→ EXCERPTED RECORDS

........

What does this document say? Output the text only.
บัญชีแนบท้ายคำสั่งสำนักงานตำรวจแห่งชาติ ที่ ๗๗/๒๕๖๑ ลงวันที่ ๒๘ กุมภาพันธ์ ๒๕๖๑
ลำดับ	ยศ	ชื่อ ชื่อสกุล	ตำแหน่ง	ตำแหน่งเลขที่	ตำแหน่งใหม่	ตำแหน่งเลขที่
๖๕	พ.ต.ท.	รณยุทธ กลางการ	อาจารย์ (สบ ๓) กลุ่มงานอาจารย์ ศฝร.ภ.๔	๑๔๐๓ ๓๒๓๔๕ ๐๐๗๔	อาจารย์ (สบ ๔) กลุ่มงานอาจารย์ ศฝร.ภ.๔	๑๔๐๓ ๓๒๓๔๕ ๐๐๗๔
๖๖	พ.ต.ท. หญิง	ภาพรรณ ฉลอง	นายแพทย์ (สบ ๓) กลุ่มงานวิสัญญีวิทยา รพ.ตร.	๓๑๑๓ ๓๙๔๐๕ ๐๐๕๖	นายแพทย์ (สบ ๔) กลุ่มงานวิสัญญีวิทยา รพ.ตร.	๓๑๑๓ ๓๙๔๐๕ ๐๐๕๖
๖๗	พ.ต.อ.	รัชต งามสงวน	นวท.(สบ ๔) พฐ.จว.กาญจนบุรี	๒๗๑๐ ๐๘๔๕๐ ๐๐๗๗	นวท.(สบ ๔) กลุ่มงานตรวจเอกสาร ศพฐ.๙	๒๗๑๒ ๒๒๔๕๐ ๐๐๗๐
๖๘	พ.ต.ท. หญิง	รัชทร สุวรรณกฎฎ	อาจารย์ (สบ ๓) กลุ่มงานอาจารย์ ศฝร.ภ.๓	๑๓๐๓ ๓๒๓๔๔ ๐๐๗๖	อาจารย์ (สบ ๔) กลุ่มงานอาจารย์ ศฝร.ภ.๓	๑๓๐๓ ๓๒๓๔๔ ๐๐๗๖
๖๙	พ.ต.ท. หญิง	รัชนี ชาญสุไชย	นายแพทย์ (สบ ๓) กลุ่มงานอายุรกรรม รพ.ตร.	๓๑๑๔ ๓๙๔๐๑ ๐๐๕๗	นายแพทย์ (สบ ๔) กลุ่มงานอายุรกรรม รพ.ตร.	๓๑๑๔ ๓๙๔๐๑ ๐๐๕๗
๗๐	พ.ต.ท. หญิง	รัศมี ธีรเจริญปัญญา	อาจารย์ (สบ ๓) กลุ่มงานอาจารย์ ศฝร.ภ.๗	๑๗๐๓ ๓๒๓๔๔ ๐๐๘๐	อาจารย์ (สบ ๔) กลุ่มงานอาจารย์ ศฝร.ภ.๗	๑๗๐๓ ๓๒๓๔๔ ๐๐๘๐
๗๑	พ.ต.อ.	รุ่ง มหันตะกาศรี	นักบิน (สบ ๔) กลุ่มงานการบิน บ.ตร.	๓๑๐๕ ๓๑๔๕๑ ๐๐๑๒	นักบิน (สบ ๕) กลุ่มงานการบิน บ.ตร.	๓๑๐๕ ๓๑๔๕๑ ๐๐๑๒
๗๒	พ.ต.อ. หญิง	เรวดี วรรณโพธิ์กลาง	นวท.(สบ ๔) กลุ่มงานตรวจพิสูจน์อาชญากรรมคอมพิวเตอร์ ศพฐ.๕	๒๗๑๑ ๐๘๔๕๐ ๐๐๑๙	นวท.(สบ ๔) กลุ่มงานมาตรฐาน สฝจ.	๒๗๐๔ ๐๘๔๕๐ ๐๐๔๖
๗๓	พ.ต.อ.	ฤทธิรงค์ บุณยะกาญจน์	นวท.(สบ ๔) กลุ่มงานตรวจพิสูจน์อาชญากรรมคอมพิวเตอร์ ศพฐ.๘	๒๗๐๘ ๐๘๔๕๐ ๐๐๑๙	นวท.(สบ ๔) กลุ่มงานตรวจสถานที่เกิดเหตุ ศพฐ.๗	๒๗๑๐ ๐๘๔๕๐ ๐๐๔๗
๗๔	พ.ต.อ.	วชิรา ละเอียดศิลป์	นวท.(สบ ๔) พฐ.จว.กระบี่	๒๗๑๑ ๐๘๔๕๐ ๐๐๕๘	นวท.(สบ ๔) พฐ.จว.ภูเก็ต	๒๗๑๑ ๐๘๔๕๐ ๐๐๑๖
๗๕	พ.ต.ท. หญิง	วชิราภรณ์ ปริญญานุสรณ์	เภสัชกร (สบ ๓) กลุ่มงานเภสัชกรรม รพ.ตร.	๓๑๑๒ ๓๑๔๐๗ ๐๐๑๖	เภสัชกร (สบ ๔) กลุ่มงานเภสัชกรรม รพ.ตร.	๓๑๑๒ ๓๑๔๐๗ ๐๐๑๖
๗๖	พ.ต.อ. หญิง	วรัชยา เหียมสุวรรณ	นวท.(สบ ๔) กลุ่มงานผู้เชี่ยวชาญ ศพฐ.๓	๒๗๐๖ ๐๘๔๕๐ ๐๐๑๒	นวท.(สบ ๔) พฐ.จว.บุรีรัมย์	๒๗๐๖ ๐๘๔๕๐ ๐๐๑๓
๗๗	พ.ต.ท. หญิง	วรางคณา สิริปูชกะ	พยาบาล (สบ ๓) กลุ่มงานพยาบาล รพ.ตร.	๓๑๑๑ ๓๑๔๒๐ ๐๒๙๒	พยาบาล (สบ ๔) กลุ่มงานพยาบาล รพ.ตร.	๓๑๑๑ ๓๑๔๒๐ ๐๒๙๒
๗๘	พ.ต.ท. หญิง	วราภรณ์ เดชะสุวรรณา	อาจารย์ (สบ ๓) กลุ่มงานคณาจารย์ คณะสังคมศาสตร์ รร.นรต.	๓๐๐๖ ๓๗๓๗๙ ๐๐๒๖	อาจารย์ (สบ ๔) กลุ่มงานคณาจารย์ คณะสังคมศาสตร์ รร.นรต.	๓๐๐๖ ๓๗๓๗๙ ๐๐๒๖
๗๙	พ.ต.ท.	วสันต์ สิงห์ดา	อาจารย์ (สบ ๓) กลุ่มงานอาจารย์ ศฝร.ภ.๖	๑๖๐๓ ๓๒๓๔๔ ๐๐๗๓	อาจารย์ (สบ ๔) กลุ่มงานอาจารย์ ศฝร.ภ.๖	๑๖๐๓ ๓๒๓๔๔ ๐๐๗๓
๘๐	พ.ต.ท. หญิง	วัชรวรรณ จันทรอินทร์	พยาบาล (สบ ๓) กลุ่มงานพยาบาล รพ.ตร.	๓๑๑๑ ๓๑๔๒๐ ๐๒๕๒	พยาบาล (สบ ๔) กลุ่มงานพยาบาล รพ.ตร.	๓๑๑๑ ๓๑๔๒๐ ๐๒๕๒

........

→ EXERCISE DIRECTIONS
The records above should all be quoted exactly, please.

→ SOLVED EXERCISE
What does this document say? Output the text only.
บัญชีแนบท้ายคำสั่งสำนักงานตำรวจแห่งชาติ ที่ ๗๗/๒๕๖๑ ลงวันที่ ๒๘ กุมภาพันธ์ ๒๕๖๑
ลำดับ	ยศ	ชื่อ ชื่อสกุล	ตำแหน่ง	ตำแหน่งเลขที่	ตำแหน่งใหม่	ตำแหน่งเลขที่
๖๕	พ.ต.ท.	รณยุทธ กลางการ	อาจารย์ (สบ ๓) กลุ่มงานอาจารย์ ศฝร.ภ.๔	๑๔๐๓ ๓๒๓๔๕ ๐๐๗๔	อาจารย์ (สบ ๔) กลุ่มงานอาจารย์ ศฝร.ภ.๔	๑๔๐๓ ๓๒๓๔๕ ๐๐๗๔
๖๖	พ.ต.ท. หญิง	ภาพรรณ ฉลอง	นายแพทย์ (สบ ๓) กลุ่มงานวิสัญญีวิทยา รพ.ตร.	๓๑๑๓ ๓๙๔๐๕ ๐๐๕๖	นายแพทย์ (สบ ๔) กลุ่มงานวิสัญญีวิทยา รพ.ตร.	๓๑๑๓ ๓๙๔๐๕ ๐๐๕๖
๖๗	พ.ต.อ.	รัชต งามสงวน	นวท.(สบ ๔) พฐ.จว.กาญจนบุรี	๒๗๑๐ ๐๘๔๕๐ ๐๐๗๗	นวท.(สบ ๔) กลุ่มงานตรวจเอกสาร ศพฐ.๙	๒๗๑๒ ๒๒๔๕๐ ๐๐๗๐
๖๘	พ.ต.ท. หญิง	รัชทร สุวรรณกฎฎ	อาจารย์ (สบ ๓) กลุ่มงานอาจารย์ ศฝร.ภ.๓	๑๓๐๓ ๓๒๓๔๔ ๐๐๗๖	อาจารย์ (สบ ๔) กลุ่มงานอาจารย์ ศฝร.ภ.๓	๑๓๐๓ ๓๒๓๔๔ ๐๐๗๖
๖๙	พ.ต.ท. หญิง	รัชนี ชาญสุไชย	นายแพทย์ (สบ ๓) กลุ่มงานอายุรกรรม รพ.ตร.	๓๑๑๔ ๓๙๔๐๑ ๐๐๕๗	นายแพทย์ (สบ ๔) กลุ่มงานอายุรกรรม รพ.ตร.	๓๑๑๔ ๓๙๔๐๑ ๐๐๕๗
๗๐	พ.ต.ท. หญิง	รัศมี ธีรเจริญปัญญา	อาจารย์ (สบ ๓) กลุ่มงานอาจารย์ ศฝร.ภ.๗	๑๗๐๓ ๓๒๓๔๔ ๐๐๘๐	อาจารย์ (สบ ๔) กลุ่มงานอาจารย์ ศฝร.ภ.๗	๑๗๐๓ ๓๒๓๔๔ ๐๐๘๐
๗๑	พ.ต.อ.	รุ่ง มหันตะกาศรี	นักบิน (สบ ๔) กลุ่มงานการบิน บ.ตร.	๓๑๐๕ ๓๑๔๕๑ ๐๐๑๒	นักบิน (สบ ๕) กลุ่มงานการบิน บ.ตร.	๓๑๐๕ ๓๑๔๕๑ ๐๐๑๒
๗๒	พ.ต.อ. หญิง	เรวดี วรรณโพธิ์กลาง	นวท.(สบ ๔) กลุ่มงานตรวจพิสูจน์อาชญากรรมคอมพิวเตอร์ ศพฐ.๕	๒๗๑๑ ๐๘๔๕๐ ๐๐๑๙	นวท.(สบ ๔) กลุ่มงานมาตรฐาน สฝจ.	๒๗๐๔ ๐๘๔๕๐ ๐๐๔๖
๗๓	พ.ต.อ.	ฤทธิรงค์ บุณยะกาญจน์	นวท.(สบ ๔) กลุ่มงานตรวจพิสูจน์อาชญากรรมคอมพิวเตอร์ ศพฐ.๘	๒๗๐๘ ๐๘๔๕๐ ๐๐๑๙	นวท.(สบ ๔) กลุ่มงานตรวจสถานที่เกิดเหตุ ศพฐ.๗	๒๗๑๐ ๐๘๔๕๐ ๐๐๔๗
๗๔	พ.ต.อ.	วชิรา ละเอียดศิลป์	นวท.(สบ ๔) พฐ.จว.กระบี่	๒๗๑๑ ๐๘๔๕๐ ๐๐๕๘	นวท.(สบ ๔) พฐ.จว.ภูเก็ต	๒๗๑๑ ๐๘๔๕๐ ๐๐๑๖
๗๕	พ.ต.ท. หญิง	วชิราภรณ์ ปริญญานุสรณ์	เภสัชกร (สบ ๓) กลุ่มงานเภสัชกรรม รพ.ตร.	๓๑๑๒ ๓๑๔๐๗ ๐๐๑๖	เภสัชกร (สบ ๔) กลุ่มงานเภสัชกรรม รพ.ตร.	๓๑๑๒ ๓๑๔๐๗ ๐๐๑๖
๗๖	พ.ต.อ. หญิง	วรัชยา เหียมสุวรรณ	นวท.(สบ ๔) กลุ่มงานผู้เชี่ยวชาญ ศพฐ.๓	๒๗๐๖ ๐๘๔๕๐ ๐๐๑๒	นวท.(สบ ๔) พฐ.จว.บุรีรัมย์	๒๗๐๖ ๐๘๔๕๐ ๐๐๑๓
๗๗	พ.ต.ท. หญิง	วรางคณา สิริปูชกะ	พยาบาล (สบ ๓) กลุ่มงานพยาบาล รพ.ตร.	๓๑๑๑ ๓๑๔๒๐ ๐๒๙๒	พยาบาล (สบ ๔) กลุ่มงานพยาบาล รพ.ตร.	๓๑๑๑ ๓๑๔๒๐ ๐๒๙๒
๗๘	พ.ต.ท. หญิง	วราภรณ์ เดชะสุวรรณา	อาจารย์ (สบ ๓) กลุ่มงานคณาจารย์ คณะสังคมศาสตร์ รร.นรต.	๓๐๐๖ ๓๗๓๗๙ ๐๐๒๖	อาจารย์ (สบ ๔) กลุ่มงานคณาจารย์ คณะสังคมศาสตร์ รร.นรต.	๓๐๐๖ ๓๗๓๗๙ ๐๐๒๖
๗๙	พ.ต.ท.	วสันต์ สิงห์ดา	อาจารย์ (สบ ๓) กลุ่มงานอาจารย์ ศฝร.ภ.๖	๑๖๐๓ ๓๒๓๔๔ ๐๐๗๓	อาจารย์ (สบ ๔) กลุ่มงานอาจารย์ ศฝร.ภ.๖	๑๖๐๓ ๓๒๓๔๔ ๐๐๗๓
๘๐	พ.ต.ท. หญิง	วัชรวรรณ จันทรอินทร์	พยาบาล (สบ ๓) กลุ่มงานพยาบาล รพ.ตร.	๓๑๑๑ ๓๑๔๒๐ ๐๒๕๒	พยาบาล (สบ ๔) กลุ่มงานพยาบาล รพ.ตร.	๓๑๑๑ ๓๑๔๒๐ ๐๒๕๒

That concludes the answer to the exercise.